_Written request:_
Pull each line holding "востокъ" out of the entries below.

[Lines of data]
· · · · · · ·
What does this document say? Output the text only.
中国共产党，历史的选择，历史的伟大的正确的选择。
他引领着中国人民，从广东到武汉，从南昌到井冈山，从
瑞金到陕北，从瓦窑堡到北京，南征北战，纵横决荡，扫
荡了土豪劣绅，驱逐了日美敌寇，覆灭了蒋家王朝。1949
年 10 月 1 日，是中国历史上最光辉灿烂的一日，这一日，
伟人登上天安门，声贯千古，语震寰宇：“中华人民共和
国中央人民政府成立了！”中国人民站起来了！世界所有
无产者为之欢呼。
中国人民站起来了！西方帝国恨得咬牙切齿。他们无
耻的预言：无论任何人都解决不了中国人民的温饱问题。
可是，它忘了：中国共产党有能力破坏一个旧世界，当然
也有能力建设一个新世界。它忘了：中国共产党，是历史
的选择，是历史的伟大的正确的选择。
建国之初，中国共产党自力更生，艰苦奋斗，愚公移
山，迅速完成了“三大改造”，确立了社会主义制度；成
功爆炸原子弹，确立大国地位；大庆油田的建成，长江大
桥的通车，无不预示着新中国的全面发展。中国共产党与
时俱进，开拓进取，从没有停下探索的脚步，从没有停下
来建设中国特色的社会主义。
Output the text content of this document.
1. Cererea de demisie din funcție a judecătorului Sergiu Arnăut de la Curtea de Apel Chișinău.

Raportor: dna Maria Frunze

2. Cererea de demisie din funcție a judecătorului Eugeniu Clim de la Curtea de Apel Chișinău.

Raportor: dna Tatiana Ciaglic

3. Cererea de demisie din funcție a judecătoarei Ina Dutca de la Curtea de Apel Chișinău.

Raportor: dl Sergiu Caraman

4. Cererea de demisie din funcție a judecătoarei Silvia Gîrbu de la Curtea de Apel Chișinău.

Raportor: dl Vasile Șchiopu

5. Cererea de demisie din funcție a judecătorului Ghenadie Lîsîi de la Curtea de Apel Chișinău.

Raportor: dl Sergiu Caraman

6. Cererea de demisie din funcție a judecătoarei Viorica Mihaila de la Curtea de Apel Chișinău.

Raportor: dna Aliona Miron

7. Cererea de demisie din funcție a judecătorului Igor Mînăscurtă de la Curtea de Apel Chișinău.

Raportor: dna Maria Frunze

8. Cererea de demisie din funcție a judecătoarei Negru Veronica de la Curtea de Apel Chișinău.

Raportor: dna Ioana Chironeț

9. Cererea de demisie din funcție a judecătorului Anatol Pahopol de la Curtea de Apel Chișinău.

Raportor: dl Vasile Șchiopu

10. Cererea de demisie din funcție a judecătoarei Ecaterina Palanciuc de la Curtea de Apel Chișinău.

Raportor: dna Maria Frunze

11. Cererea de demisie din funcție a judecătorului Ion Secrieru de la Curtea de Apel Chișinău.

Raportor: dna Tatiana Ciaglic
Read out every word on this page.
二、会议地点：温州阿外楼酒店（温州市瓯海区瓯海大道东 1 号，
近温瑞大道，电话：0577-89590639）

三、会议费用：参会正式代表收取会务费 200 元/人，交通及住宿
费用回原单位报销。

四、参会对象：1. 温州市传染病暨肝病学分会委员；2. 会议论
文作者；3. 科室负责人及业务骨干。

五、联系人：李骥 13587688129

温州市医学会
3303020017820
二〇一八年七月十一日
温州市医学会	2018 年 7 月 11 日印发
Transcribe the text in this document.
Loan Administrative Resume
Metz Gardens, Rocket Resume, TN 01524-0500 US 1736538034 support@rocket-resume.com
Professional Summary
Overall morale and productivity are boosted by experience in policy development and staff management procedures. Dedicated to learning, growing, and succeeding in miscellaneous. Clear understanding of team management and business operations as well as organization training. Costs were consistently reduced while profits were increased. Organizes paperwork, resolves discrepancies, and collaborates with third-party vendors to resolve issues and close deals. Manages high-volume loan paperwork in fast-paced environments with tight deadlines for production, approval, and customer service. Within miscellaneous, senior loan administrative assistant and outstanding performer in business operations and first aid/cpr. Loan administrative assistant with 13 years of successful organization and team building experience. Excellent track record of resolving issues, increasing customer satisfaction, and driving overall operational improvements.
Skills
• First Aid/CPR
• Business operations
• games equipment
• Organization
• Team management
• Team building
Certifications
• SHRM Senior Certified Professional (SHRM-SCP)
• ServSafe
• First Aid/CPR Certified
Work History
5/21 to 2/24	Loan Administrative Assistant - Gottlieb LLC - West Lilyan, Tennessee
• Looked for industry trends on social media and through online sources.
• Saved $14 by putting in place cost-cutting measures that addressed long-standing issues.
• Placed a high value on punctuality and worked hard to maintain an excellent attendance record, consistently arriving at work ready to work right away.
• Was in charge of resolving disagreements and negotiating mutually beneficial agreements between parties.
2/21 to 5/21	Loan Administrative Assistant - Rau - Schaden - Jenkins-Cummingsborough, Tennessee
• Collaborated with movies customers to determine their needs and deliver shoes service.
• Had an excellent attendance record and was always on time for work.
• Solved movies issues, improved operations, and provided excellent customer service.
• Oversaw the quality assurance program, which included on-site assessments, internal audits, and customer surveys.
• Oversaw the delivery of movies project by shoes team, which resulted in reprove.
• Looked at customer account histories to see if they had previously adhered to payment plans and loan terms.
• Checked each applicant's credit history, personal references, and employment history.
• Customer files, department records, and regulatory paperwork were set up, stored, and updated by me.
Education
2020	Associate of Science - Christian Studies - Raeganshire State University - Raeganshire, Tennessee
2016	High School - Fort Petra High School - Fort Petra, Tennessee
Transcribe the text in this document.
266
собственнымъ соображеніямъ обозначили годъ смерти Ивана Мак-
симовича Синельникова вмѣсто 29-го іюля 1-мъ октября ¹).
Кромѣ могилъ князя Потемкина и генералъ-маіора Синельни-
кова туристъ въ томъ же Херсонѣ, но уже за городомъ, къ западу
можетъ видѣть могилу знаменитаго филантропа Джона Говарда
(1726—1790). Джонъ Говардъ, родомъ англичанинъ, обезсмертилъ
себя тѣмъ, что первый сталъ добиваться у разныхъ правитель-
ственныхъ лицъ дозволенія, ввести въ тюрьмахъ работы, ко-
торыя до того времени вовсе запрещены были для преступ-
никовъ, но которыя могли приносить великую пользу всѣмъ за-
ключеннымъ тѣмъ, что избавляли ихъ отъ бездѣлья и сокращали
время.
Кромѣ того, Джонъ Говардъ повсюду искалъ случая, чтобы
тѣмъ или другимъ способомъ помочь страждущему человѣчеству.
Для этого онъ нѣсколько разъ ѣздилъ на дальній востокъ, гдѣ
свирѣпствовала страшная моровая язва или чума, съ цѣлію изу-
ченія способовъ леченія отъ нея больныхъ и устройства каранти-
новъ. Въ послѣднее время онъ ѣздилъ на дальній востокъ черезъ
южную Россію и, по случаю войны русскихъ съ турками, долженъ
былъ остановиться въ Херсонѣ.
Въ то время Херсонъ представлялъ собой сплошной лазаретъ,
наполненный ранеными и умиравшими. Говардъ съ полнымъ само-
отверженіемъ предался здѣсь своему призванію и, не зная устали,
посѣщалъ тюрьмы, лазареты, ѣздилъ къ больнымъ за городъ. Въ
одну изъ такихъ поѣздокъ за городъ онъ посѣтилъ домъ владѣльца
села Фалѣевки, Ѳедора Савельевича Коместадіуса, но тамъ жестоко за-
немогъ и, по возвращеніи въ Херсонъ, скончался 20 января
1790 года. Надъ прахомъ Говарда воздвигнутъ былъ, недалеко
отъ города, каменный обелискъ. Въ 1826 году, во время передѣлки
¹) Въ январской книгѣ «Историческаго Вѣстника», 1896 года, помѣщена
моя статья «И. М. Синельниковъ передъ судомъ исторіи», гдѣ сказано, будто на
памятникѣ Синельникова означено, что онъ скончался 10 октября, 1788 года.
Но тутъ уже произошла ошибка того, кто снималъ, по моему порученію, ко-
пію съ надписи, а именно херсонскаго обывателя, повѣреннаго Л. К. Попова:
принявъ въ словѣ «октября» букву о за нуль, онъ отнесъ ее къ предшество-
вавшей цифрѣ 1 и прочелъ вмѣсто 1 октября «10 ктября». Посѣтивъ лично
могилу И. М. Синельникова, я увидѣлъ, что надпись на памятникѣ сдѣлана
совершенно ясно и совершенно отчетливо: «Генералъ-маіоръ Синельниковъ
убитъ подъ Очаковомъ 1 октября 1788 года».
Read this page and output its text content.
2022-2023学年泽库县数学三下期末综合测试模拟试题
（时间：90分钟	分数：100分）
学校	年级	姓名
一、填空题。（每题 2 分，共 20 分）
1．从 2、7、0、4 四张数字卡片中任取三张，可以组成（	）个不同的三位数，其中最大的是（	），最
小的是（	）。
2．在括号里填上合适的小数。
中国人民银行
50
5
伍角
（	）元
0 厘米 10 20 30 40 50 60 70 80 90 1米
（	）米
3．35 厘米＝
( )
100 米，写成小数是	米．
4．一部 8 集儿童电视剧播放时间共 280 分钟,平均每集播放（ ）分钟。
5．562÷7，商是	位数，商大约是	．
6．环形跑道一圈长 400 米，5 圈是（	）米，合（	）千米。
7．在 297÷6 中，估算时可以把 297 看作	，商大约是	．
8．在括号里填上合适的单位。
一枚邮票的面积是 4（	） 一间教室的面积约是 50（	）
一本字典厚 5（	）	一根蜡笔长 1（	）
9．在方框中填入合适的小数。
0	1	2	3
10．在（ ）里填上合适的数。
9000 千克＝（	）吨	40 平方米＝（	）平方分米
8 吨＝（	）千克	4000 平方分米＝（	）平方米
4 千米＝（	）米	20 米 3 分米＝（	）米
· · · · · · ·
_Written response:_
Для этого онъ нѣсколько разъ ѣздилъ на дальній востокъ, гдѣ
новъ. Въ послѣднее время онъ ѣздилъ на дальній востокъ черезъ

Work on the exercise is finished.